▽
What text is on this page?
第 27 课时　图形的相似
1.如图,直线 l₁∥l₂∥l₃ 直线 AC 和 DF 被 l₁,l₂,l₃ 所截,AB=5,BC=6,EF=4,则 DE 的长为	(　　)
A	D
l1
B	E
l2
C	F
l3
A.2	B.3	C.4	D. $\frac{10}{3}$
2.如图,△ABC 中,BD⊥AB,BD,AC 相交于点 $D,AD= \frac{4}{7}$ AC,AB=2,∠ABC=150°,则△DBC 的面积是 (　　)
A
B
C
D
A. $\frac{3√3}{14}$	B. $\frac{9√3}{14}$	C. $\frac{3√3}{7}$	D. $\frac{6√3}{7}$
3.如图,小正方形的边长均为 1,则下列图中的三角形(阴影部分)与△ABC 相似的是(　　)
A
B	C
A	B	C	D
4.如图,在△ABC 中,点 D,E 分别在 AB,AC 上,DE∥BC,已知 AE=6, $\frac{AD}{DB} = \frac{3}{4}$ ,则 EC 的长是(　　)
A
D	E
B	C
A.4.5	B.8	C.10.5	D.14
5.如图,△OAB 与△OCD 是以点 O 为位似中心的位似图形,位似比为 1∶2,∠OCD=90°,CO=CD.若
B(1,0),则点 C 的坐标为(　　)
△
#### What needs to be done
Pick out and copy every line that contains the word "frac".

#### Expected output
A.2	B.3	C.4	D. $\frac{10}{3}$
2.如图,△ABC 中,BD⊥AB,BD,AC 相交于点 $D,AD= \frac{4}{7}$ AC,AB=2,∠ABC=150°,则△DBC 的面积是 (　　)
A. $\frac{3√3}{14}$	B. $\frac{9√3}{14}$	C. $\frac{3√3}{7}$	D. $\frac{6√3}{7}$
4.如图,在△ABC 中,点 D,E 分别在 AB,AC 上,DE∥BC,已知 AE=6, $\frac{AD}{DB} = \frac{3}{4}$ ,则 EC 的长是(　　)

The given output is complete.